[Short exercise] Nothing may be dropped or altered: reproduce all the data.

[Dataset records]
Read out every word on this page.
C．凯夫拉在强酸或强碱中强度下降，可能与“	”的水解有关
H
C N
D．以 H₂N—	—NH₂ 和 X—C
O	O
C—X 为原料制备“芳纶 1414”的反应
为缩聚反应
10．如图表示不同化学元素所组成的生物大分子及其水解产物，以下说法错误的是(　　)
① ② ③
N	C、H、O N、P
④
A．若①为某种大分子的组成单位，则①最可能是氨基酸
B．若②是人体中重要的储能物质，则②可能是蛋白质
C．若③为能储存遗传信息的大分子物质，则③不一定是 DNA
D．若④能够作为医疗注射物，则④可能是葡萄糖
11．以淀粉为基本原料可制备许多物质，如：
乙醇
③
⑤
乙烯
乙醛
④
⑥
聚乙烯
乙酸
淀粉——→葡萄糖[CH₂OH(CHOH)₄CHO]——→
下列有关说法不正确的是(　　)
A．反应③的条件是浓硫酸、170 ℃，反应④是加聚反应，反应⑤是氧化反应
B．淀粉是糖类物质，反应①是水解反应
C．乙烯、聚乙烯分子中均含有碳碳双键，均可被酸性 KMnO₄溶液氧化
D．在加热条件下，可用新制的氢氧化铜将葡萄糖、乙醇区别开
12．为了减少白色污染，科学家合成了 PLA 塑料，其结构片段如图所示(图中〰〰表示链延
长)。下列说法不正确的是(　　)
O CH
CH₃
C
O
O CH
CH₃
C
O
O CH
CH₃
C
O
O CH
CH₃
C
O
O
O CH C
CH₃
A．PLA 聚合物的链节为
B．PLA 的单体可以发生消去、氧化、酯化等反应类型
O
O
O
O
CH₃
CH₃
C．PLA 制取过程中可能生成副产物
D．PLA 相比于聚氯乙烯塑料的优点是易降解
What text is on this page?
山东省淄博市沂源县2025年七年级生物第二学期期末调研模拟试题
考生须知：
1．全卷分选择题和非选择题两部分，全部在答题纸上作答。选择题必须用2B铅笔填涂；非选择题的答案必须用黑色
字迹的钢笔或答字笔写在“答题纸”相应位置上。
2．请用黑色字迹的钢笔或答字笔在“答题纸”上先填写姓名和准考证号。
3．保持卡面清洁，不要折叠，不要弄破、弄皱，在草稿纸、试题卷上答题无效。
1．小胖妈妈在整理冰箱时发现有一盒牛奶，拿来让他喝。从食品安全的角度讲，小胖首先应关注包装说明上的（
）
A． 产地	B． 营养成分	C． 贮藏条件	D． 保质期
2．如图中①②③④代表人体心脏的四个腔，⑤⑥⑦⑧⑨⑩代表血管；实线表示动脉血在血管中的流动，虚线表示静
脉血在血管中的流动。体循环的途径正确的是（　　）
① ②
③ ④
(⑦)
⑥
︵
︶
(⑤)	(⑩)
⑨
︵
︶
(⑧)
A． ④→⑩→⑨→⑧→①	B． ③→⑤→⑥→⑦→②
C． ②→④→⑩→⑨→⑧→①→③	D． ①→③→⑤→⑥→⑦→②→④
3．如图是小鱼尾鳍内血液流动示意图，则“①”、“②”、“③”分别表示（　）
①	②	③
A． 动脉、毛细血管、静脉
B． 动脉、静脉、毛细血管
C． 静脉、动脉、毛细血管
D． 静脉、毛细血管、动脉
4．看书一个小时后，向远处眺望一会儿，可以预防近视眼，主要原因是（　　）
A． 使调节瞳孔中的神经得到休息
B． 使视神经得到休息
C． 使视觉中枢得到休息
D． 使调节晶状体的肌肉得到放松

[Expected answer]
Read out every word on this page.
C．凯夫拉在强酸或强碱中强度下降，可能与“	”的水解有关
H
C N
D．以 H₂N—	—NH₂ 和 X—C
O	O
C—X 为原料制备“芳纶 1414”的反应
为缩聚反应
10．如图表示不同化学元素所组成的生物大分子及其水解产物，以下说法错误的是(　　)
① ② ③
N	C、H、O N、P
④
A．若①为某种大分子的组成单位，则①最可能是氨基酸
B．若②是人体中重要的储能物质，则②可能是蛋白质
C．若③为能储存遗传信息的大分子物质，则③不一定是 DNA
D．若④能够作为医疗注射物，则④可能是葡萄糖
11．以淀粉为基本原料可制备许多物质，如：
乙醇
③
⑤
乙烯
乙醛
④
⑥
聚乙烯
乙酸
淀粉——→葡萄糖[CH₂OH(CHOH)₄CHO]——→
下列有关说法不正确的是(　　)
A．反应③的条件是浓硫酸、170 ℃，反应④是加聚反应，反应⑤是氧化反应
B．淀粉是糖类物质，反应①是水解反应
C．乙烯、聚乙烯分子中均含有碳碳双键，均可被酸性 KMnO₄溶液氧化
D．在加热条件下，可用新制的氢氧化铜将葡萄糖、乙醇区别开
12．为了减少白色污染，科学家合成了 PLA 塑料，其结构片段如图所示(图中〰〰表示链延
长)。下列说法不正确的是(　　)
O CH
CH₃
C
O
O CH
CH₃
C
O
O CH
CH₃
C
O
O CH
CH₃
C
O
O
O CH C
CH₃
A．PLA 聚合物的链节为
B．PLA 的单体可以发生消去、氧化、酯化等反应类型
O
O
O
O
CH₃
CH₃
C．PLA 制取过程中可能生成副产物
D．PLA 相比于聚氯乙烯塑料的优点是易降解
What text is on this page?
山东省淄博市沂源县2025年七年级生物第二学期期末调研模拟试题
考生须知：
1．全卷分选择题和非选择题两部分，全部在答题纸上作答。选择题必须用2B铅笔填涂；非选择题的答案必须用黑色
字迹的钢笔或答字笔写在“答题纸”相应位置上。
2．请用黑色字迹的钢笔或答字笔在“答题纸”上先填写姓名和准考证号。
3．保持卡面清洁，不要折叠，不要弄破、弄皱，在草稿纸、试题卷上答题无效。
1．小胖妈妈在整理冰箱时发现有一盒牛奶，拿来让他喝。从食品安全的角度讲，小胖首先应关注包装说明上的（
）
A． 产地	B． 营养成分	C． 贮藏条件	D． 保质期
2．如图中①②③④代表人体心脏的四个腔，⑤⑥⑦⑧⑨⑩代表血管；实线表示动脉血在血管中的流动，虚线表示静
脉血在血管中的流动。体循环的途径正确的是（　　）
① ②
③ ④
(⑦)
⑥
︵
︶
(⑤)	(⑩)
⑨
︵
︶
(⑧)
A． ④→⑩→⑨→⑧→①	B． ③→⑤→⑥→⑦→②
C． ②→④→⑩→⑨→⑧→①→③	D． ①→③→⑤→⑥→⑦→②→④
3．如图是小鱼尾鳍内血液流动示意图，则“①”、“②”、“③”分别表示（　）
①	②	③
A． 动脉、毛细血管、静脉
B． 动脉、静脉、毛细血管
C． 静脉、动脉、毛细血管
D． 静脉、毛细血管、动脉
4．看书一个小时后，向远处眺望一会儿，可以预防近视眼，主要原因是（　　）
A． 使调节瞳孔中的神经得到休息
B． 使视神经得到休息
C． 使视觉中枢得到休息
D． 使调节晶状体的肌肉得到放松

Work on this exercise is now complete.